WHAT THE EXERCISE ASKS
Wherever the string "icon" appears in the listing, copy that line.
** Start **
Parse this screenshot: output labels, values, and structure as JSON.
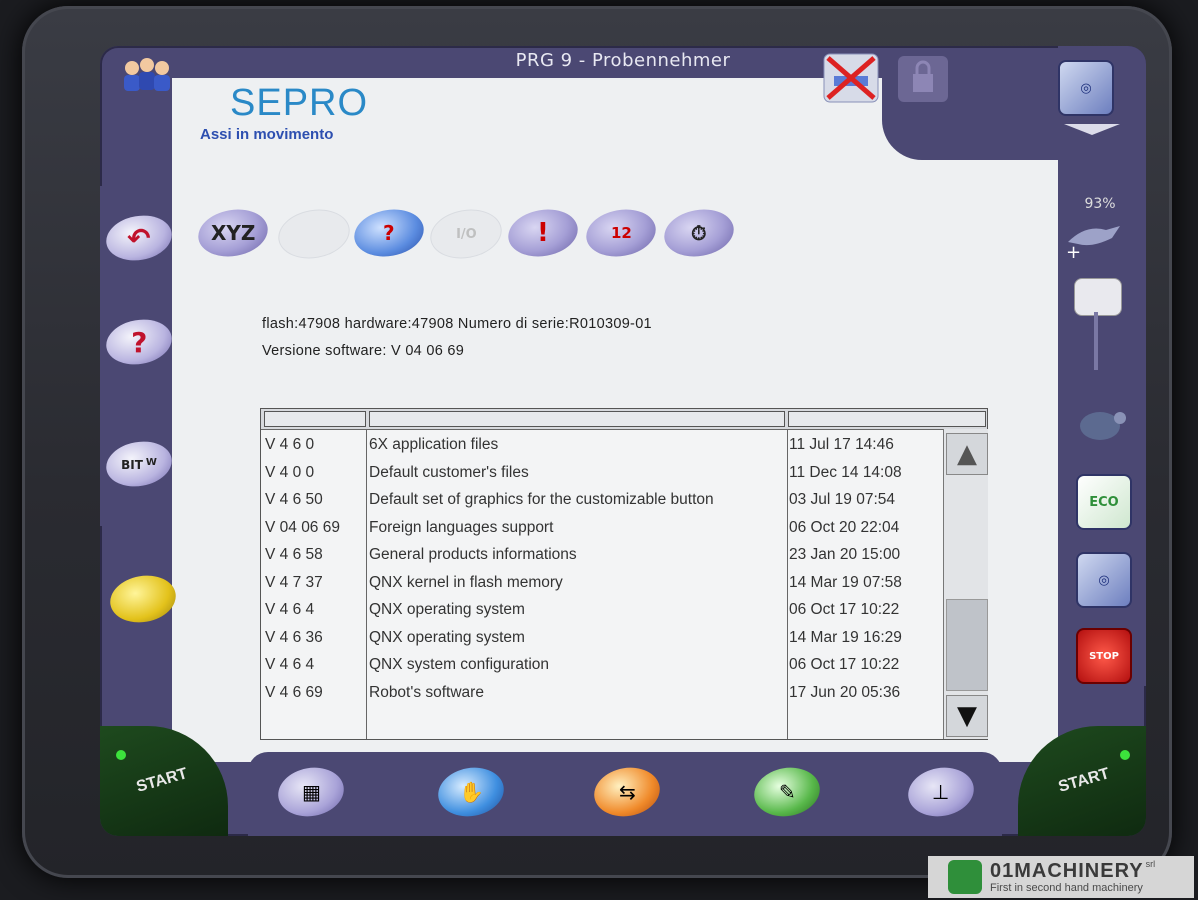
{
  "window": {
    "title": "PRG 9 - Probennehmer"
  },
  "branding": {
    "logo": "SEPRO",
    "subtitle": "Assi in movimento"
  },
  "toolbar": {
    "items": [
      {
        "icon": "axis-xyz-icon",
        "glyph": "XYZ"
      },
      {
        "icon": "io-diagram-icon",
        "glyph": ""
      },
      {
        "icon": "tools-question-icon",
        "glyph": "?"
      },
      {
        "icon": "io-disabled-icon",
        "glyph": "I/O"
      },
      {
        "icon": "alarm-icon",
        "glyph": "!"
      },
      {
        "icon": "calendar-icon",
        "glyph": "12"
      },
      {
        "icon": "clock-icon",
        "glyph": "⏱"
      }
    ]
  },
  "system": {
    "line1": "flash:47908 hardware:47908  Numero di serie:R010309-01",
    "line2": "Versione software: V 04 06 69"
  },
  "table": {
    "rows": [
      {
        "version": "V 4 6 0",
        "description": "6X application files",
        "date": "11 Jul 17 14:46"
      },
      {
        "version": "V 4 0 0",
        "description": "Default customer's files",
        "date": "11 Dec 14 14:08"
      },
      {
        "version": "V 4 6 50",
        "description": "Default set of graphics for the customizable button",
        "date": "03 Jul 19 07:54"
      },
      {
        "version": "V 04 06 69",
        "description": "Foreign languages support",
        "date": "06 Oct 20 22:04"
      },
      {
        "version": "V 4 6 58",
        "description": "General products informations",
        "date": "23 Jan 20 15:00"
      },
      {
        "version": "V 4 7 37",
        "description": "QNX kernel in flash memory",
        "date": "14 Mar 19 07:58"
      },
      {
        "version": "V 4 6 4",
        "description": "QNX operating system",
        "date": "06 Oct 17 10:22"
      },
      {
        "version": "V 4 6 36",
        "description": "QNX operating system",
        "date": "14 Mar 19 16:29"
      },
      {
        "version": "V 4 6 4",
        "description": "QNX system configuration",
        "date": "06 Oct 17 10:22"
      },
      {
        "version": "V 4 6 69",
        "description": "Robot's software",
        "date": "17 Jun 20 05:36"
      }
    ]
  },
  "left_buttons": {
    "back": "↶",
    "help": "?",
    "bit": "BIT",
    "w": "W"
  },
  "right_panel": {
    "zoom": "93%",
    "eco": "ECO",
    "stop": "STOP"
  },
  "start": {
    "left": "START",
    "right": "START"
  },
  "watermark": {
    "brand": "01MACHINERY",
    "srl": "srl",
    "tagline": "First in second hand machinery"
  }
}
** End **
SOLVED PROBLEM
        "icon": "axis-xyz-icon",
        "icon": "io-diagram-icon",
        "icon": "tools-question-icon",
        "icon": "io-disabled-icon",
        "icon": "alarm-icon",
        "icon": "calendar-icon",
        "icon": "clock-icon",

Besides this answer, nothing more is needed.